• Material for this exercise:
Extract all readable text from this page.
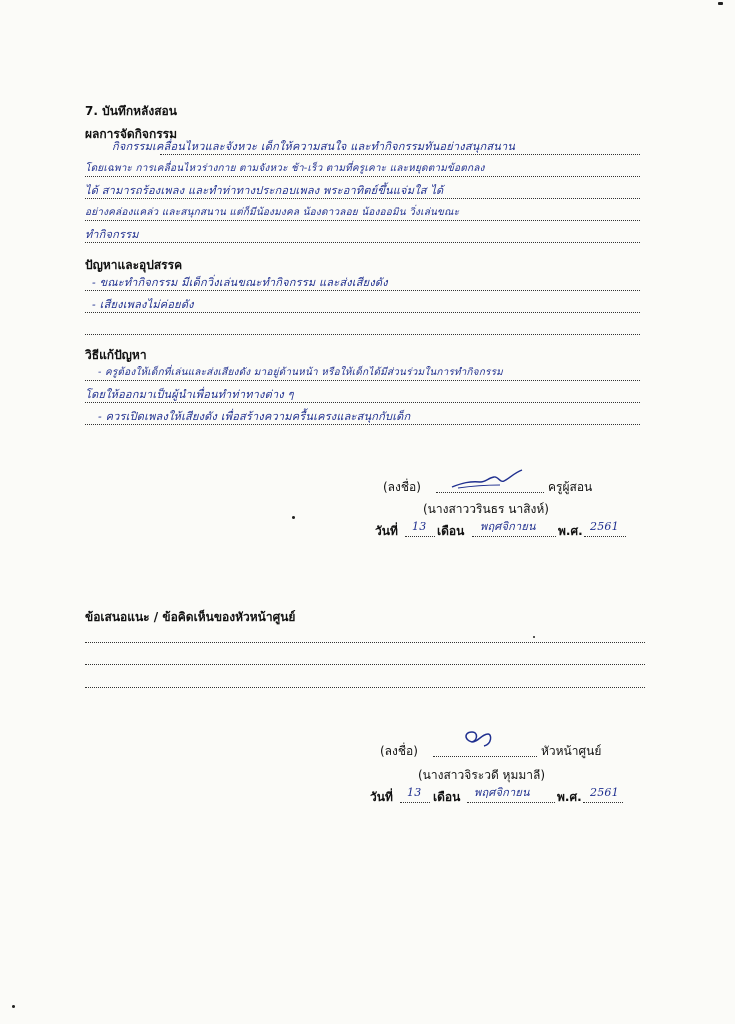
7. บันทึกหลังสอน
ผลการจัดกิจกรรม
กิจกรรมเคลื่อนไหวและจังหวะ เด็กให้ความสนใจ และทำกิจกรรมทันอย่างสนุกสนาน
โดยเฉพาะ การเคลื่อนไหวร่างกาย ตามจังหวะ ช้า-เร็ว ตามที่ครูเคาะ และหยุดตามข้อตกลง
ได้ สามารถร้องเพลง และทำท่าทางประกอบเพลง พระอาทิตย์ขึ้นแจ่มใส ได้
อย่างคล่องแคล่ว และสนุกสนาน แต่ก็มีน้องมงคล น้องดาวลอย น้องออมิน วิ่งเล่นขณะ
ทำกิจกรรม
ปัญหาและอุปสรรค
- ขณะทำกิจกรรม มีเด็กวิ่งเล่นขณะทำกิจกรรม และส่งเสียงดัง
- เสียงเพลงไม่ค่อยดัง
วิธีแก้ปัญหา
- ครูต้องให้เด็กที่เล่นและส่งเสียงดัง มาอยู่ด้านหน้า หรือให้เด็กได้มีส่วนร่วมในการทำกิจกรรม
โดยให้ออกมาเป็นผู้นำเพื่อนทำท่าทางต่าง ๆ
- ควรเปิดเพลงให้เสียงดัง เพื่อสร้างความครื้นเครงและสนุกกับเด็ก
(ลงชื่อ)	ครูผู้สอน
(นางสาววรินธร นาสิงห์)
วันที่ 13 เดือน พฤศจิกายน พ.ศ. 2561
ข้อเสนอแนะ / ข้อคิดเห็นของหัวหน้าศูนย์
(ลงชื่อ)	หัวหน้าศูนย์
(นางสาวจิระวดี หุมมาลี)
วันที่ 13 เดือน พฤศจิกายน พ.ศ. 2561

• Given exercise: Please write out all the data again word for word, but not the pictures.

• In response:
Extract all readable text from this page.
7. บันทึกหลังสอน
ผลการจัดกิจกรรม
กิจกรรมเคลื่อนไหวและจังหวะ เด็กให้ความสนใจ และทำกิจกรรมทันอย่างสนุกสนาน
โดยเฉพาะ การเคลื่อนไหวร่างกาย ตามจังหวะ ช้า-เร็ว ตามที่ครูเคาะ และหยุดตามข้อตกลง
ได้ สามารถร้องเพลง และทำท่าทางประกอบเพลง พระอาทิตย์ขึ้นแจ่มใส ได้
อย่างคล่องแคล่ว และสนุกสนาน แต่ก็มีน้องมงคล น้องดาวลอย น้องออมิน วิ่งเล่นขณะ
ทำกิจกรรม
ปัญหาและอุปสรรค
- ขณะทำกิจกรรม มีเด็กวิ่งเล่นขณะทำกิจกรรม และส่งเสียงดัง
- เสียงเพลงไม่ค่อยดัง
วิธีแก้ปัญหา
- ครูต้องให้เด็กที่เล่นและส่งเสียงดัง มาอยู่ด้านหน้า หรือให้เด็กได้มีส่วนร่วมในการทำกิจกรรม
โดยให้ออกมาเป็นผู้นำเพื่อนทำท่าทางต่าง ๆ
- ควรเปิดเพลงให้เสียงดัง เพื่อสร้างความครื้นเครงและสนุกกับเด็ก
(ลงชื่อ)	ครูผู้สอน
(นางสาววรินธร นาสิงห์)
วันที่ 13 เดือน พฤศจิกายน พ.ศ. 2561
ข้อเสนอแนะ / ข้อคิดเห็นของหัวหน้าศูนย์
(ลงชื่อ)	หัวหน้าศูนย์
(นางสาวจิระวดี หุมมาลี)
วันที่ 13 เดือน พฤศจิกายน พ.ศ. 2561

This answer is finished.